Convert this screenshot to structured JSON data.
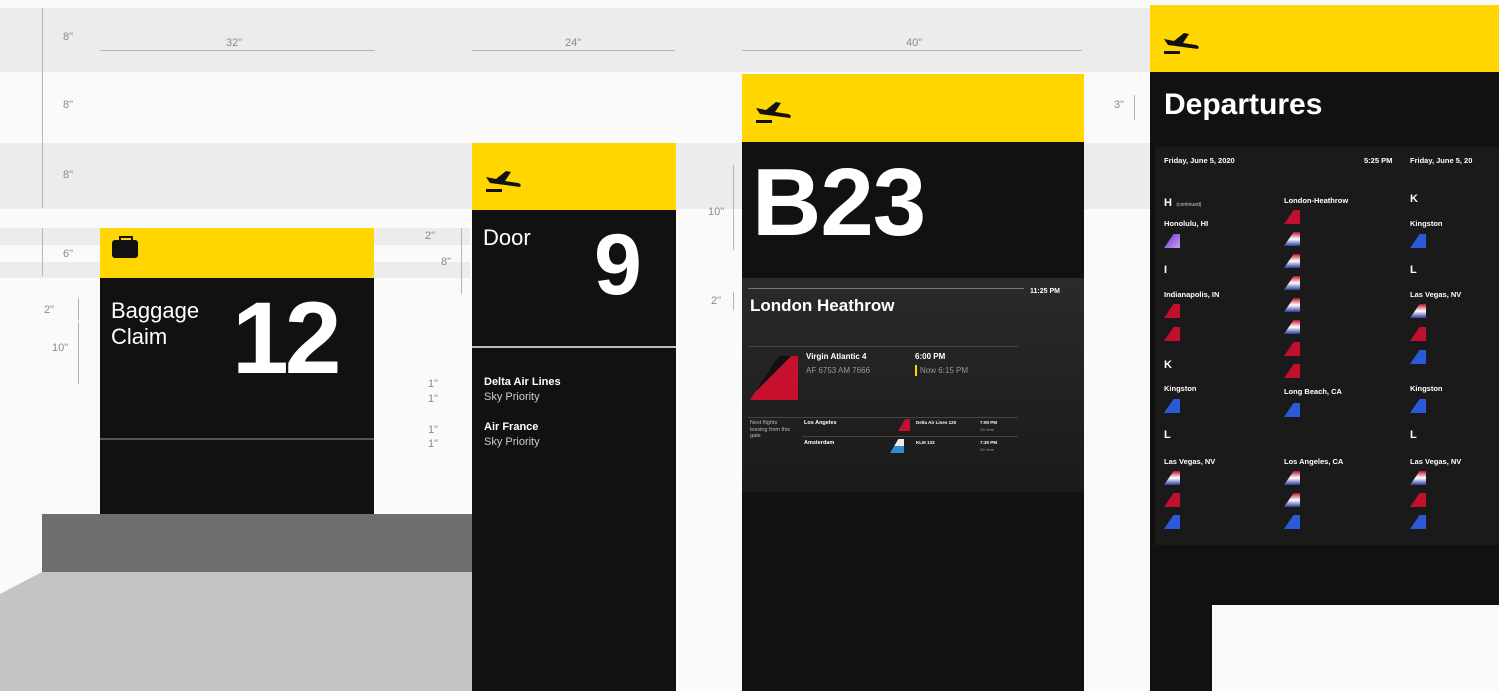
{
  "dimensions": {
    "row_8a": "8\"",
    "row_8b": "8\"",
    "row_8c": "8\"",
    "row_6": "6\"",
    "width_32": "32\"",
    "width_24": "24\"",
    "width_40": "40\"",
    "baggage_2": "2\"",
    "baggage_10": "10\"",
    "door_2": "2\"",
    "door_8": "8\"",
    "door_1a": "1\"",
    "door_1b": "1\"",
    "door_1c": "1\"",
    "door_1d": "1\"",
    "gate_10": "10\"",
    "gate_2": "2\"",
    "departures_3": "3\""
  },
  "baggage_sign": {
    "label_line1": "Baggage",
    "label_line2": "Claim",
    "number": "12"
  },
  "door_sign": {
    "label": "Door",
    "number": "9",
    "airline1_name": "Delta Air Lines",
    "airline1_sub": "Sky Priority",
    "airline2_name": "Air France",
    "airline2_sub": "Sky Priority"
  },
  "gate_sign": {
    "gate": "B23",
    "destination": "London Heathrow",
    "time_now": "11:25 PM",
    "flight_name": "Virgin Atlantic 4",
    "codeshare": "AF 6753  AM 7666",
    "scheduled": "6:00 PM",
    "status": "Now 6:15 PM",
    "next_label": "Next flights leaving from this gate",
    "next_flights": [
      {
        "city": "Los Angeles",
        "flight": "Delta Air Lines 120",
        "time": "7:00 PM",
        "status": "On time"
      },
      {
        "city": "Amsterdam",
        "flight": "KLM 133",
        "time": "7:30 PM",
        "status": "On time"
      }
    ]
  },
  "departures": {
    "title": "Departures",
    "date": "Friday, June 5, 2020",
    "time": "5:25 PM",
    "date2": "Friday, June 5, 20",
    "col1": {
      "h_label": "H",
      "h_sub": "(continued)",
      "city1": "Honolulu, HI",
      "i_label": "I",
      "city2": "Indianapolis, IN",
      "k_label": "K",
      "city3": "Kingston",
      "l_label": "L",
      "city4": "Las Vegas, NV"
    },
    "col2": {
      "city1": "London-Heathrow",
      "city2": "Long Beach, CA",
      "city3": "Los Angeles, CA"
    },
    "col3": {
      "k_label": "K",
      "city1": "Kingston",
      "l_label": "L",
      "city2": "Las Vegas, NV",
      "city3": "Kingston",
      "l2_label": "L",
      "city4": "Las Vegas, NV"
    }
  },
  "icons": {
    "plane": "departing-plane-icon",
    "baggage": "baggage-icon"
  },
  "colors": {
    "accent": "#ffd600",
    "panel": "#111111",
    "band": "#ececec"
  }
}
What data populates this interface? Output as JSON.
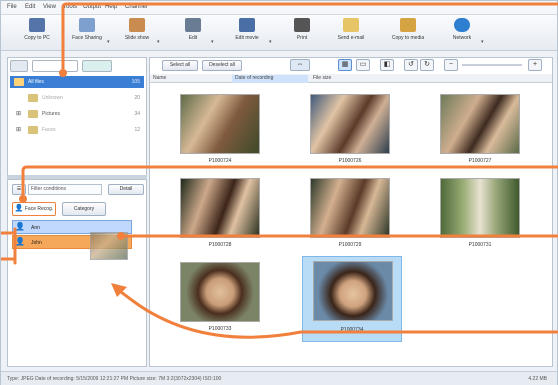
{
  "menubar": {
    "items": [
      "File",
      "Edit",
      "View",
      "Tools",
      "Output",
      "Help",
      "Channel"
    ]
  },
  "toolbar": {
    "tools": [
      {
        "label": "Copy to PC",
        "icon": "camera-to-pc-icon"
      },
      {
        "label": "Face Sharing",
        "icon": "face-share-icon"
      },
      {
        "label": "Slide show",
        "icon": "slideshow-icon"
      },
      {
        "label": "Edit",
        "icon": "edit-icon"
      },
      {
        "label": "Edit movie",
        "icon": "edit-movie-icon"
      },
      {
        "label": "Print",
        "icon": "print-icon"
      },
      {
        "label": "Send e-mail",
        "icon": "email-icon"
      },
      {
        "label": "Copy to media",
        "icon": "copy-media-icon"
      },
      {
        "label": "Network",
        "icon": "network-icon"
      }
    ]
  },
  "left": {
    "tree": [
      {
        "label": "All files",
        "count": "105"
      },
      {
        "label": "Unknown",
        "count": "20"
      },
      {
        "label": "Pictures",
        "count": "34"
      },
      {
        "label": "Faces",
        "count": "12"
      }
    ],
    "lower": {
      "filter_label": "Filter conditions",
      "detail_label": "Detail",
      "tabs": [
        "Face Recog.",
        "Category"
      ],
      "people": [
        {
          "name": "Ann"
        },
        {
          "name": "John"
        }
      ]
    }
  },
  "right": {
    "toolbar": {
      "select_all": "Select all",
      "deselect_all": "Deselect all"
    },
    "columns": [
      "Name",
      "Date of recording",
      "File size"
    ],
    "thumbs": [
      {
        "caption": "P1000724"
      },
      {
        "caption": "P1000726"
      },
      {
        "caption": "P1000727"
      },
      {
        "caption": "P1000728"
      },
      {
        "caption": "P1000729"
      },
      {
        "caption": "P1000731"
      },
      {
        "caption": "P1000733"
      },
      {
        "caption": "P1000734"
      }
    ]
  },
  "status": {
    "text": "Type: JPEG  Date of recording: 5/15/2009 12:21:27 PM  Picture size: 7M 3:2(3072x2304)  ISO:100",
    "size": "4.22 MB"
  },
  "colors": {
    "accent": "#f0803c",
    "selection": "#3a7fd5",
    "highlight_orange": "#f5a85a"
  }
}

* Exercise task: Take the entries shown above and quote them verbatim, passing over the pictures.

* Solved exercise:
Convert this screenshot to structured JSON data.
{
  "dimensions": {
    "row_8a": "8\"",
    "row_8b": "8\"",
    "row_8c": "8\"",
    "row_6": "6\"",
    "width_32": "32\"",
    "width_24": "24\"",
    "width_40": "40\"",
    "baggage_2": "2\"",
    "baggage_10": "10\"",
    "door_2": "2\"",
    "door_8": "8\"",
    "door_1a": "1\"",
    "door_1b": "1\"",
    "door_1c": "1\"",
    "door_1d": "1\"",
    "gate_10": "10\"",
    "gate_2": "2\"",
    "departures_3": "3\""
  },
  "baggage_sign": {
    "label_line1": "Baggage",
    "label_line2": "Claim",
    "number": "12"
  },
  "door_sign": {
    "label": "Door",
    "number": "9",
    "airline1_name": "Delta Air Lines",
    "airline1_sub": "Sky Priority",
    "airline2_name": "Air France",
    "airline2_sub": "Sky Priority"
  },
  "gate_sign": {
    "gate": "B23",
    "destination": "London Heathrow",
    "time_now": "11:25 PM",
    "flight_name": "Virgin Atlantic 4",
    "codeshare": "AF 6753  AM 7666",
    "scheduled": "6:00 PM",
    "status": "Now 6:15 PM",
    "next_label": "Next flights leaving from this gate",
    "next_flights": [
      {
        "city": "Los Angeles",
        "flight": "Delta Air Lines 120",
        "time": "7:00 PM",
        "status": "On time"
      },
      {
        "city": "Amsterdam",
        "flight": "KLM 133",
        "time": "7:30 PM",
        "status": "On time"
      }
    ]
  },
  "departures": {
    "title": "Departures",
    "date": "Friday, June 5, 2020",
    "time": "5:25 PM",
    "date2": "Friday, June 5, 20",
    "col1": {
      "h_label": "H",
      "h_sub": "(continued)",
      "city1": "Honolulu, HI",
      "i_label": "I",
      "city2": "Indianapolis, IN",
      "k_label": "K",
      "city3": "Kingston",
      "l_label": "L",
      "city4": "Las Vegas, NV"
    },
    "col2": {
      "city1": "London-Heathrow",
      "city2": "Long Beach, CA",
      "city3": "Los Angeles, CA"
    },
    "col3": {
      "k_label": "K",
      "city1": "Kingston",
      "l_label": "L",
      "city2": "Las Vegas, NV",
      "city3": "Kingston",
      "l2_label": "L",
      "city4": "Las Vegas, NV"
    }
  },
  "icons": {
    "plane": "departing-plane-icon",
    "baggage": "baggage-icon"
  },
  "colors": {
    "accent": "#ffd600",
    "panel": "#111111",
    "band": "#ececec"
  }
}
What data populates this interface? Output as JSON.
{
  "menubar": {
    "items": [
      "File",
      "Edit",
      "View",
      "Tools",
      "Output",
      "Help",
      "Channel"
    ]
  },
  "toolbar": {
    "tools": [
      {
        "label": "Copy to PC",
        "icon": "camera-to-pc-icon"
      },
      {
        "label": "Face Sharing",
        "icon": "face-share-icon"
      },
      {
        "label": "Slide show",
        "icon": "slideshow-icon"
      },
      {
        "label": "Edit",
        "icon": "edit-icon"
      },
      {
        "label": "Edit movie",
        "icon": "edit-movie-icon"
      },
      {
        "label": "Print",
        "icon": "print-icon"
      },
      {
        "label": "Send e-mail",
        "icon": "email-icon"
      },
      {
        "label": "Copy to media",
        "icon": "copy-media-icon"
      },
      {
        "label": "Network",
        "icon": "network-icon"
      }
    ]
  },
  "left": {
    "tree": [
      {
        "label": "All files",
        "count": "105"
      },
      {
        "label": "Unknown",
        "count": "20"
      },
      {
        "label": "Pictures",
        "count": "34"
      },
      {
        "label": "Faces",
        "count": "12"
      }
    ],
    "lower": {
      "filter_label": "Filter conditions",
      "detail_label": "Detail",
      "tabs": [
        "Face Recog.",
        "Category"
      ],
      "people": [
        {
          "name": "Ann"
        },
        {
          "name": "John"
        }
      ]
    }
  },
  "right": {
    "toolbar": {
      "select_all": "Select all",
      "deselect_all": "Deselect all"
    },
    "columns": [
      "Name",
      "Date of recording",
      "File size"
    ],
    "thumbs": [
      {
        "caption": "P1000724"
      },
      {
        "caption": "P1000726"
      },
      {
        "caption": "P1000727"
      },
      {
        "caption": "P1000728"
      },
      {
        "caption": "P1000729"
      },
      {
        "caption": "P1000731"
      },
      {
        "caption": "P1000733"
      },
      {
        "caption": "P1000734"
      }
    ]
  },
  "status": {
    "text": "Type: JPEG  Date of recording: 5/15/2009 12:21:27 PM  Picture size: 7M 3:2(3072x2304)  ISO:100",
    "size": "4.22 MB"
  },
  "colors": {
    "accent": "#f0803c",
    "selection": "#3a7fd5",
    "highlight_orange": "#f5a85a"
  }
}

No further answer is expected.